# Start of Source material
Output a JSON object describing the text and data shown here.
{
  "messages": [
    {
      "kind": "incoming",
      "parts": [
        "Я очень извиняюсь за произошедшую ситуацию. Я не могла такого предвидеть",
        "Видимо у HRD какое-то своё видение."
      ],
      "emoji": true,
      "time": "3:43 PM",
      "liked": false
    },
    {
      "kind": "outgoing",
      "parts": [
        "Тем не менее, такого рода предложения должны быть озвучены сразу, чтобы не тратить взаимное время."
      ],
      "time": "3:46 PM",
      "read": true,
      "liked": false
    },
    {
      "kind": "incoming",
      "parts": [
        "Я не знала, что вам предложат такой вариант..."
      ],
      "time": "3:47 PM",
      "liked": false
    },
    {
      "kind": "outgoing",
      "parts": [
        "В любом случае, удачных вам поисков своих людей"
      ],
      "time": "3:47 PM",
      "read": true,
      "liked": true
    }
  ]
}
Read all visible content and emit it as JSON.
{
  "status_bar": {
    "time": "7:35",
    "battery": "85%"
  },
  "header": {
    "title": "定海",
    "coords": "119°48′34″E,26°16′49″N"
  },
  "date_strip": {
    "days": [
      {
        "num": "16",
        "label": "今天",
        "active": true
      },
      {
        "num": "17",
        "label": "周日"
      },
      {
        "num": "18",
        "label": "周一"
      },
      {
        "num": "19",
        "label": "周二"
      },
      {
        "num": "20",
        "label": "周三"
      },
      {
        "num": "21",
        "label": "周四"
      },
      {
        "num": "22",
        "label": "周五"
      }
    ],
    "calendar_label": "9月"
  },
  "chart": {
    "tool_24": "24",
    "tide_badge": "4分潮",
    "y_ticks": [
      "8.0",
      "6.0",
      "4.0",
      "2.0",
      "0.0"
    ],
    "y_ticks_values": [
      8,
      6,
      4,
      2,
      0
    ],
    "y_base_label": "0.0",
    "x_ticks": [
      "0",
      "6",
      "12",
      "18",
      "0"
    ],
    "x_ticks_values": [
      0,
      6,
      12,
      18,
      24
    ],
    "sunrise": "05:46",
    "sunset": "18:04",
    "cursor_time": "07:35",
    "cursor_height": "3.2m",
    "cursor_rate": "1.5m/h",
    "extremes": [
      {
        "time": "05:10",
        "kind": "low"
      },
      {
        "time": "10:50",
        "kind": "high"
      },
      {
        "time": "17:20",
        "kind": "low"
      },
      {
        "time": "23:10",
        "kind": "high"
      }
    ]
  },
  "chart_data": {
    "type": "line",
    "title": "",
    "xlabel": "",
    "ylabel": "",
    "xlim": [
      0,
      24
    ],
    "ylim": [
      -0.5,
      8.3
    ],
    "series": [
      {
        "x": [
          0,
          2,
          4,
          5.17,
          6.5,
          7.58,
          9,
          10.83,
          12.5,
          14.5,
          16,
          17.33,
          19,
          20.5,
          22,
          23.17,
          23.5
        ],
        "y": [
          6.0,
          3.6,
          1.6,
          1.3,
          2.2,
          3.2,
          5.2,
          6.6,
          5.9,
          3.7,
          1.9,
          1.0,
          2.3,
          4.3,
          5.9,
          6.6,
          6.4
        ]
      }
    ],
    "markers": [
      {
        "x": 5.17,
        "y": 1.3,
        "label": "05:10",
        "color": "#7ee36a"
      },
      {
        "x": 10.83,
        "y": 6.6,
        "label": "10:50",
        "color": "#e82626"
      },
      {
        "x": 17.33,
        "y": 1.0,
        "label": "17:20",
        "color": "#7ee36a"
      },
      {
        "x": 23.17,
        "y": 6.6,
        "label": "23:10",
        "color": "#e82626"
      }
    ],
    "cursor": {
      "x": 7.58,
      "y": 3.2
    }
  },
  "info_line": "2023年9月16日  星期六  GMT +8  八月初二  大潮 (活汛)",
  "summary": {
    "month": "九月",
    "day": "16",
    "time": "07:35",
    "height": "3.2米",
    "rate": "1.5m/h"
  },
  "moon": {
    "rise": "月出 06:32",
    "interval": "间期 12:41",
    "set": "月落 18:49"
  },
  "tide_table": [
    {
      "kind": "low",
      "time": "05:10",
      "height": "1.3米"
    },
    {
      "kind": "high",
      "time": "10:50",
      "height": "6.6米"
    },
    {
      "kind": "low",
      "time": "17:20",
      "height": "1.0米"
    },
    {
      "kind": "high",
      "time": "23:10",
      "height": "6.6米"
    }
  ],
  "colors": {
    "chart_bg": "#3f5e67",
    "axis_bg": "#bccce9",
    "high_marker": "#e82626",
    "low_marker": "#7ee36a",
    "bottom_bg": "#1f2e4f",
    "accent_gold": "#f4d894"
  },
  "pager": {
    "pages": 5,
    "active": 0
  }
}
# End of Source material
▶ **Exercise requirements**
Reproduce every record, matching each line exactly.

▶ **Reply**
Output a JSON object describing the text and data shown here.
{
  "messages": [
    {
      "kind": "incoming",
      "parts": [
        "Я очень извиняюсь за произошедшую ситуацию. Я не могла такого предвидеть",
        "Видимо у HRD какое-то своё видение."
      ],
      "emoji": true,
      "time": "3:43 PM",
      "liked": false
    },
    {
      "kind": "outgoing",
      "parts": [
        "Тем не менее, такого рода предложения должны быть озвучены сразу, чтобы не тратить взаимное время."
      ],
      "time": "3:46 PM",
      "read": true,
      "liked": false
    },
    {
      "kind": "incoming",
      "parts": [
        "Я не знала, что вам предложат такой вариант..."
      ],
      "time": "3:47 PM",
      "liked": false
    },
    {
      "kind": "outgoing",
      "parts": [
        "В любом случае, удачных вам поисков своих людей"
      ],
      "time": "3:47 PM",
      "read": true,
      "liked": true
    }
  ]
}
Read all visible content and emit it as JSON.
{
  "status_bar": {
    "time": "7:35",
    "battery": "85%"
  },
  "header": {
    "title": "定海",
    "coords": "119°48′34″E,26°16′49″N"
  },
  "date_strip": {
    "days": [
      {
        "num": "16",
        "label": "今天",
        "active": true
      },
      {
        "num": "17",
        "label": "周日"
      },
      {
        "num": "18",
        "label": "周一"
      },
      {
        "num": "19",
        "label": "周二"
      },
      {
        "num": "20",
        "label": "周三"
      },
      {
        "num": "21",
        "label": "周四"
      },
      {
        "num": "22",
        "label": "周五"
      }
    ],
    "calendar_label": "9月"
  },
  "chart": {
    "tool_24": "24",
    "tide_badge": "4分潮",
    "y_ticks": [
      "8.0",
      "6.0",
      "4.0",
      "2.0",
      "0.0"
    ],
    "y_ticks_values": [
      8,
      6,
      4,
      2,
      0
    ],
    "y_base_label": "0.0",
    "x_ticks": [
      "0",
      "6",
      "12",
      "18",
      "0"
    ],
    "x_ticks_values": [
      0,
      6,
      12,
      18,
      24
    ],
    "sunrise": "05:46",
    "sunset": "18:04",
    "cursor_time": "07:35",
    "cursor_height": "3.2m",
    "cursor_rate": "1.5m/h",
    "extremes": [
      {
        "time": "05:10",
        "kind": "low"
      },
      {
        "time": "10:50",
        "kind": "high"
      },
      {
        "time": "17:20",
        "kind": "low"
      },
      {
        "time": "23:10",
        "kind": "high"
      }
    ]
  },
  "chart_data": {
    "type": "line",
    "title": "",
    "xlabel": "",
    "ylabel": "",
    "xlim": [
      0,
      24
    ],
    "ylim": [
      -0.5,
      8.3
    ],
    "series": [
      {
        "x": [
          0,
          2,
          4,
          5.17,
          6.5,
          7.58,
          9,
          10.83,
          12.5,
          14.5,
          16,
          17.33,
          19,
          20.5,
          22,
          23.17,
          23.5
        ],
        "y": [
          6.0,
          3.6,
          1.6,
          1.3,
          2.2,
          3.2,
          5.2,
          6.6,
          5.9,
          3.7,
          1.9,
          1.0,
          2.3,
          4.3,
          5.9,
          6.6,
          6.4
        ]
      }
    ],
    "markers": [
      {
        "x": 5.17,
        "y": 1.3,
        "label": "05:10",
        "color": "#7ee36a"
      },
      {
        "x": 10.83,
        "y": 6.6,
        "label": "10:50",
        "color": "#e82626"
      },
      {
        "x": 17.33,
        "y": 1.0,
        "label": "17:20",
        "color": "#7ee36a"
      },
      {
        "x": 23.17,
        "y": 6.6,
        "label": "23:10",
        "color": "#e82626"
      }
    ],
    "cursor": {
      "x": 7.58,
      "y": 3.2
    }
  },
  "info_line": "2023年9月16日  星期六  GMT +8  八月初二  大潮 (活汛)",
  "summary": {
    "month": "九月",
    "day": "16",
    "time": "07:35",
    "height": "3.2米",
    "rate": "1.5m/h"
  },
  "moon": {
    "rise": "月出 06:32",
    "interval": "间期 12:41",
    "set": "月落 18:49"
  },
  "tide_table": [
    {
      "kind": "low",
      "time": "05:10",
      "height": "1.3米"
    },
    {
      "kind": "high",
      "time": "10:50",
      "height": "6.6米"
    },
    {
      "kind": "low",
      "time": "17:20",
      "height": "1.0米"
    },
    {
      "kind": "high",
      "time": "23:10",
      "height": "6.6米"
    }
  ],
  "colors": {
    "chart_bg": "#3f5e67",
    "axis_bg": "#bccce9",
    "high_marker": "#e82626",
    "low_marker": "#7ee36a",
    "bottom_bg": "#1f2e4f",
    "accent_gold": "#f4d894"
  },
  "pager": {
    "pages": 5,
    "active": 0
  }
}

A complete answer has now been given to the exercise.